--- Start ---

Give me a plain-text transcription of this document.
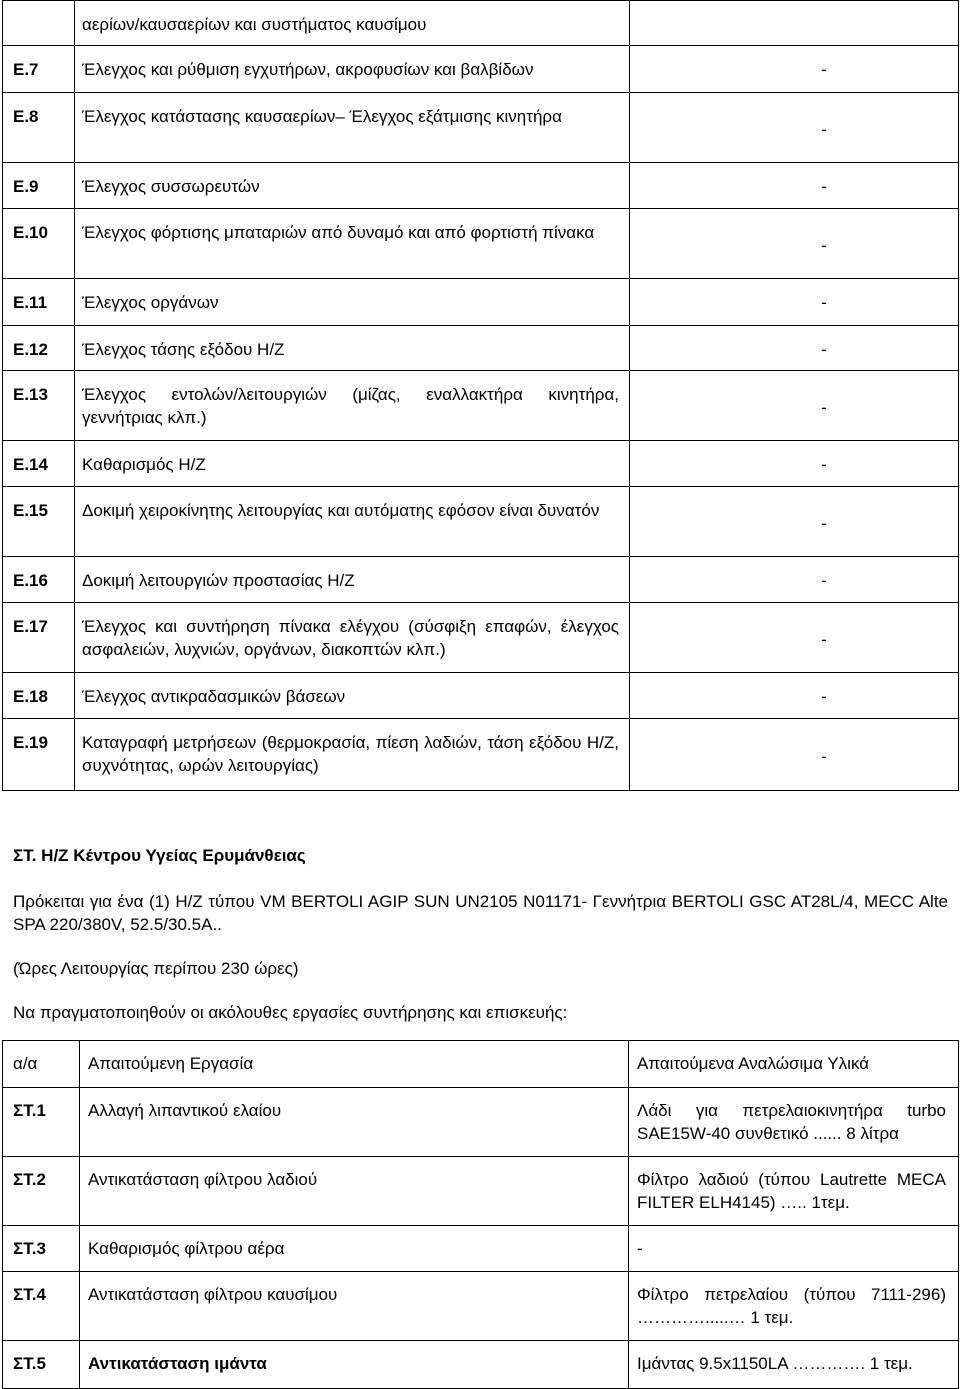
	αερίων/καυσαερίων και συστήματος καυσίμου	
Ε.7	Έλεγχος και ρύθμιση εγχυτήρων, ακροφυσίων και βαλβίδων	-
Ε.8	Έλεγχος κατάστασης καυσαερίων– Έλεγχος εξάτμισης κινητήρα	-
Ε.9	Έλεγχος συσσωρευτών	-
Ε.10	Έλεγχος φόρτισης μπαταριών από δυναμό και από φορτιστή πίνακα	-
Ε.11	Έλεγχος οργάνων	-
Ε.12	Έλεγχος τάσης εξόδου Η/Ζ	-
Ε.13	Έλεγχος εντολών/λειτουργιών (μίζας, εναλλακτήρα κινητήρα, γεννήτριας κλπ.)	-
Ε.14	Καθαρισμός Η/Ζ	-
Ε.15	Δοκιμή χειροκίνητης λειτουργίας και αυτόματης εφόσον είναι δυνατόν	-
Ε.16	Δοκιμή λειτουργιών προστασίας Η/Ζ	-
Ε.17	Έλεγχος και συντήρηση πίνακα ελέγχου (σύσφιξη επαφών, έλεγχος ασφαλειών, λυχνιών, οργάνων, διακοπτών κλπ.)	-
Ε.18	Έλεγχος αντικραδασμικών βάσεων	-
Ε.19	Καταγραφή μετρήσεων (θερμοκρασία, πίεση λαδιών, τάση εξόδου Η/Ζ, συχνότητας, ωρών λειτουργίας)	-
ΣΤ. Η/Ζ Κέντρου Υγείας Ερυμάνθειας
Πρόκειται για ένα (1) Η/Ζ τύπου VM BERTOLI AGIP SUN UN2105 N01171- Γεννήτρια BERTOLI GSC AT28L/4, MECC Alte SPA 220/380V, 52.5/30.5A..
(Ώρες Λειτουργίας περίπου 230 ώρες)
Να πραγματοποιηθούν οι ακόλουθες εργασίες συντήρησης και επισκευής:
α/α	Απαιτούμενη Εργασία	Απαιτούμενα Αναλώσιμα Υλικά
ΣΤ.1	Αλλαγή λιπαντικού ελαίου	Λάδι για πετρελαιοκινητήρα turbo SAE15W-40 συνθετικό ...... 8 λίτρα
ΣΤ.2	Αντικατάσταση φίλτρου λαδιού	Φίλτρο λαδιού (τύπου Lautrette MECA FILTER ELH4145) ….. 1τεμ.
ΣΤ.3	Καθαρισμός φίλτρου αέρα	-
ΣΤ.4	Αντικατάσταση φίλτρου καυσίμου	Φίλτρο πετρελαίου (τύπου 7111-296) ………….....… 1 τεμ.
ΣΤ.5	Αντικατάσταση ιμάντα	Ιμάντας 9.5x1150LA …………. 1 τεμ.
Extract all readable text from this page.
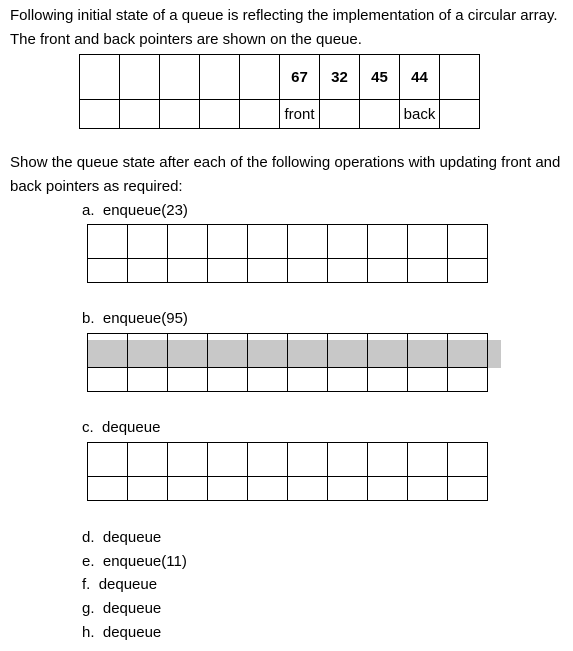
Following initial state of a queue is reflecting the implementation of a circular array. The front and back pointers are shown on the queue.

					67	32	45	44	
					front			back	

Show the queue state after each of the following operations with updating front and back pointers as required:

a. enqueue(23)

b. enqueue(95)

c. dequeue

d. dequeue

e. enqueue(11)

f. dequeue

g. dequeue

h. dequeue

--- End ---

- **WHAT YOU HAVE TO DO**: Reproduce all of the material above word for word. Omit the pictures.

- **RESPONSE TO THIS EXERCISE**:
Give me a plain-text transcription of this document.
	αερίων/καυσαερίων και συστήματος καυσίμου	
Ε.7	Έλεγχος και ρύθμιση εγχυτήρων, ακροφυσίων και βαλβίδων	-
Ε.8	Έλεγχος κατάστασης καυσαερίων– Έλεγχος εξάτμισης κινητήρα	-
Ε.9	Έλεγχος συσσωρευτών	-
Ε.10	Έλεγχος φόρτισης μπαταριών από δυναμό και από φορτιστή πίνακα	-
Ε.11	Έλεγχος οργάνων	-
Ε.12	Έλεγχος τάσης εξόδου Η/Ζ	-
Ε.13	Έλεγχος εντολών/λειτουργιών (μίζας, εναλλακτήρα κινητήρα, γεννήτριας κλπ.)	-
Ε.14	Καθαρισμός Η/Ζ	-
Ε.15	Δοκιμή χειροκίνητης λειτουργίας και αυτόματης εφόσον είναι δυνατόν	-
Ε.16	Δοκιμή λειτουργιών προστασίας Η/Ζ	-
Ε.17	Έλεγχος και συντήρηση πίνακα ελέγχου (σύσφιξη επαφών, έλεγχος ασφαλειών, λυχνιών, οργάνων, διακοπτών κλπ.)	-
Ε.18	Έλεγχος αντικραδασμικών βάσεων	-
Ε.19	Καταγραφή μετρήσεων (θερμοκρασία, πίεση λαδιών, τάση εξόδου Η/Ζ, συχνότητας, ωρών λειτουργίας)	-
ΣΤ. Η/Ζ Κέντρου Υγείας Ερυμάνθειας
Πρόκειται για ένα (1) Η/Ζ τύπου VM BERTOLI AGIP SUN UN2105 N01171- Γεννήτρια BERTOLI GSC AT28L/4, MECC Alte SPA 220/380V, 52.5/30.5A..
(Ώρες Λειτουργίας περίπου 230 ώρες)
Να πραγματοποιηθούν οι ακόλουθες εργασίες συντήρησης και επισκευής:
α/α	Απαιτούμενη Εργασία	Απαιτούμενα Αναλώσιμα Υλικά
ΣΤ.1	Αλλαγή λιπαντικού ελαίου	Λάδι για πετρελαιοκινητήρα turbo SAE15W-40 συνθετικό ...... 8 λίτρα
ΣΤ.2	Αντικατάσταση φίλτρου λαδιού	Φίλτρο λαδιού (τύπου Lautrette MECA FILTER ELH4145) ….. 1τεμ.
ΣΤ.3	Καθαρισμός φίλτρου αέρα	-
ΣΤ.4	Αντικατάσταση φίλτρου καυσίμου	Φίλτρο πετρελαίου (τύπου 7111-296) ………….....… 1 τεμ.
ΣΤ.5	Αντικατάσταση ιμάντα	Ιμάντας 9.5x1150LA …………. 1 τεμ.
Extract all readable text from this page.
Following initial state of a queue is reflecting the implementation of a circular array. The front and back pointers are shown on the queue.

					67	32	45	44	
					front			back	

Show the queue state after each of the following operations with updating front and back pointers as required:

a. enqueue(23)

b. enqueue(95)

c. dequeue

d. dequeue

e. enqueue(11)

f. dequeue

g. dequeue

h. dequeue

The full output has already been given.